# What to do
**a.** Rewrite the stretch of the passage on robot simulation from "Simulation is going" through "before deep learning.", putting "barrier" in place of "wall".
**b.** Write the next part of the passage on robot simulation, picking up right after its last sentence.

# Page text
begin

This is a spin-off from my post on The Future of Robot Learning, and focuses more on learned simulators, which I think will play a major role in the future of the industry.

Robots are at an interesting intersection between being an engineered system and an embodied intelligence. We have fairly well-established practices for designing and building highly reliable engineered systems, but we are actively figuring out how to develop flexible intelligent systems that learn from experience and that reach the same levels of safety and reliability. This combination represents a unique set of challenges and an exciting frontier in technology today.

Simulation is a well-established tool in both engineering and human skill acquisition—it’s been used to design complex fighter jets and to teach the human pilots that fly them. It’s also used universally in robotics for debugging, evaluation, and (sometimes) training, to make development safer and cheaper, and to induce scenarios that are otherwise impossible or too dangerous to prep for.

Simulation is going to play an increasingly important role in the future of robotics, by providing a readable and writeable proxy for reality. The best robotics companies will have the best simulators, because that will be the cheapest, quickest, and safest way to iterate on and deploy intelligent systems in the real world.

As our robotic systems become capable of handling increasingly complex and varied settings, however, our simulators must become increasingly complex and varied to remain useful. And I believe we are going to hit a wall with traditional simulator development—a wall very similar to the one we hit with traditional computer vision before deep learning.

end

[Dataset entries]
begin

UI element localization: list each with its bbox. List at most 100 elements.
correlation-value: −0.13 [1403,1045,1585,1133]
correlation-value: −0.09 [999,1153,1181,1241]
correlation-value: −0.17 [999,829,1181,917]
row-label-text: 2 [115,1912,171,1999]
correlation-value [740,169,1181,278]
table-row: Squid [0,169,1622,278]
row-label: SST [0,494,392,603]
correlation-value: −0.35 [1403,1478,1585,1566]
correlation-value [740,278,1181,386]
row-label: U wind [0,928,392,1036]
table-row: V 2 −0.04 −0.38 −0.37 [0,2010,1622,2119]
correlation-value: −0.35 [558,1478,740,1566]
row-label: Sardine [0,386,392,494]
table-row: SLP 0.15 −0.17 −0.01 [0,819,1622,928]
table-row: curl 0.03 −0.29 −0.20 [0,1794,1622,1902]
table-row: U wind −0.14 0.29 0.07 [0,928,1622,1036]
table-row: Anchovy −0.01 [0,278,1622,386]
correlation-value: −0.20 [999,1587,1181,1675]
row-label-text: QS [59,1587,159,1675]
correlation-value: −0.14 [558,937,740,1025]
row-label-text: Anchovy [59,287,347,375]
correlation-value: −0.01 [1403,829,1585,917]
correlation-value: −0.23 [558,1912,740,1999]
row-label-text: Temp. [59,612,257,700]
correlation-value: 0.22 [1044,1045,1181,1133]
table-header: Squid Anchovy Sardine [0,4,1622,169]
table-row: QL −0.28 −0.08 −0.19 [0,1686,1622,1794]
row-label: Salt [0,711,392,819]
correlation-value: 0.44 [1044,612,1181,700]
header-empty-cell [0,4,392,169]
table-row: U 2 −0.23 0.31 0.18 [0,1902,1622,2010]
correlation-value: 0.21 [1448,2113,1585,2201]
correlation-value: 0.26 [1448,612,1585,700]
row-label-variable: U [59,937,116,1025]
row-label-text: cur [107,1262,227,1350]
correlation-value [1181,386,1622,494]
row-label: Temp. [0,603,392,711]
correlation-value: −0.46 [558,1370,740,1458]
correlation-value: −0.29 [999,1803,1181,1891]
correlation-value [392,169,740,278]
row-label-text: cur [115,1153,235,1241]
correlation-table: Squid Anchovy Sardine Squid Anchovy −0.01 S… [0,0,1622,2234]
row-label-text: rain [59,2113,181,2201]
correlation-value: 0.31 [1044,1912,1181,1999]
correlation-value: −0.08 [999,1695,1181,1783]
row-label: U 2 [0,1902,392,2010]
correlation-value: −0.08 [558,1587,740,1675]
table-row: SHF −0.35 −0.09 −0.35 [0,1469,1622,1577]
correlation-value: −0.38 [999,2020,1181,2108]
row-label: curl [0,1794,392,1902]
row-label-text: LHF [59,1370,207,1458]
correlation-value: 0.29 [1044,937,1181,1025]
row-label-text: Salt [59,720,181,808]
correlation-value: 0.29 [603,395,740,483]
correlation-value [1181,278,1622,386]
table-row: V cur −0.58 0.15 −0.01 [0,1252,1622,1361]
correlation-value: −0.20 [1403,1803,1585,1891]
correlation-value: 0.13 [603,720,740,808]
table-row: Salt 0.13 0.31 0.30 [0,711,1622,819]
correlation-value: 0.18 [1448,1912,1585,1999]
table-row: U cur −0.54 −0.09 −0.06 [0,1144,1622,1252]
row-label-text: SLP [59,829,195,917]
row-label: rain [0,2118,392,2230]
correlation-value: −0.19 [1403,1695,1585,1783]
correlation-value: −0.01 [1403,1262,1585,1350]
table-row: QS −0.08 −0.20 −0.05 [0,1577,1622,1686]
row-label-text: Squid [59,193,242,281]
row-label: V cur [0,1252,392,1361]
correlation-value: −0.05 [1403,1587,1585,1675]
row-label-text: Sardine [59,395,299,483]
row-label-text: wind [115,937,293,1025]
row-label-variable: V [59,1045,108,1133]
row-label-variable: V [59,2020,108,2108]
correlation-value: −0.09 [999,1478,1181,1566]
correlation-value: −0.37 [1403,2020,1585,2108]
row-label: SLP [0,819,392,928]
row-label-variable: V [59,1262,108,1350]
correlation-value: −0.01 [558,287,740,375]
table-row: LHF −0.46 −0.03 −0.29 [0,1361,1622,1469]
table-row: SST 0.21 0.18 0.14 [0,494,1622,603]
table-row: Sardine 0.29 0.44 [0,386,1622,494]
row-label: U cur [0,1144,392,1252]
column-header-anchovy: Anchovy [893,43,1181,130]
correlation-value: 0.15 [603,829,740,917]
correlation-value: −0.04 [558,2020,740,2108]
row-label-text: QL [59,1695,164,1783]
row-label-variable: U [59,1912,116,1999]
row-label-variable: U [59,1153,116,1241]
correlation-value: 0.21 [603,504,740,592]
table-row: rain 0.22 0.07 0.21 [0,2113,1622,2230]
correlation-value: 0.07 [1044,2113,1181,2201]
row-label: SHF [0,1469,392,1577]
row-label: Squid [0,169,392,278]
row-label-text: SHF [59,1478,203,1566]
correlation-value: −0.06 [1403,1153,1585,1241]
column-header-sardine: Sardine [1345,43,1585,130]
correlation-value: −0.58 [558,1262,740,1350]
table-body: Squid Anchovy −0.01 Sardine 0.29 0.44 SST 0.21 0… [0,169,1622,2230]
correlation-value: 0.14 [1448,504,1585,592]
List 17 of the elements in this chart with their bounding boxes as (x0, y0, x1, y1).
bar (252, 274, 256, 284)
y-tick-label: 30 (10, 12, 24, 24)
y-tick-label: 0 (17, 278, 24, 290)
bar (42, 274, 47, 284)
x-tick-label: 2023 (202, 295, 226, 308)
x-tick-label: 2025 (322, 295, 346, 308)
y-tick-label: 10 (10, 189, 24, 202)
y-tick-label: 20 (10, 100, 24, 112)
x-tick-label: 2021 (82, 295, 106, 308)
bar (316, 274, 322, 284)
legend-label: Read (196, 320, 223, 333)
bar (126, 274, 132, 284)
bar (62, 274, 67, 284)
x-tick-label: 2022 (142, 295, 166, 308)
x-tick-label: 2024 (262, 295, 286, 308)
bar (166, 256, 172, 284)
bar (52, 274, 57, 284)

end

# Responses per task
**a.**
Simulation is going to play an increasingly important role in the future of robotics, by providing a readable and writeable proxy for reality. The best robotics companies will have the best simulators, because that will be the cheapest, quickest, and safest way to iterate on and deploy intelligent systems in the real world.

As our robotic systems become capable of handling increasingly complex and varied settings, however, our simulators must become increasingly complex and varied to remain useful. And I believe we are going to hit a barrier with traditional simulator development—a barrier very similar to the one we hit with traditional computer vision before deep learning.

**b.**
In the long run, then, we will need to learn our simulators from data, much more akin to how humans learn their world models, and much more akin to how the rest of modern robot learning systems work. There is no other way to handle the variety of the real world in a general and scalable way (e.g., an egg cracking, pouring out, sizzling on a frying pan, and a paintbrush dipping into a bucket, dragging across the wall, leaving a streak of red paint behind).

The Simulator of Tomorrow

Traditional simulators provide a nice conceptual blueprint for the future of learned simulators. Traditional simulators are fairly general and reusable tools; they can be reprogrammed for many tasks; they have nice structure that enables us to interface with them and visualize their results in interpretable formats; they are built up from a central codebase, where effort and insights can pile up over time in a central place and compound, rather than needing to be constructed from scratch for each environment or task.

But traditional simulators are limited in many ways, and ultimately by introducing learned components, we can go far beyond what they are currently capable of. Beyond additional accuracy and variety, the Simulator of Tomorrow will be much easier to use and will enables things like:

Automatic grounding. Instead of defining YAML/XML files to specify all the details and possible things we want to vary over, we could naturally “prompt” the model to simulate what we want. It could absorb videos, still images, text, sound, technical drawings, robot specifications, meshes—any modality that we could encode with a neural network—and spit out a simulator description. We could film a quick video of our scene, with some robot specifications, command data and proprioception, and get out a calibrated and general simulation of the scene and the robot.

Native rendering. On the flip side of grounding is rich rendering coming directly from the model. Instead of dealing with complex rendering APIs or designing custom visuals for effects like smoke or dust, we could just query the model, and as long as it has sufficient video data of these effects, it could render them.

Repeatability and controllability. For training, we could induce specific and repeatable settings that we want our agent to practice, using natural interfaces (video, text). We could debug our system by pulling in failures from the fleet, embedding similar scenarios in the simulator, and creating behavioral unit and integration tests.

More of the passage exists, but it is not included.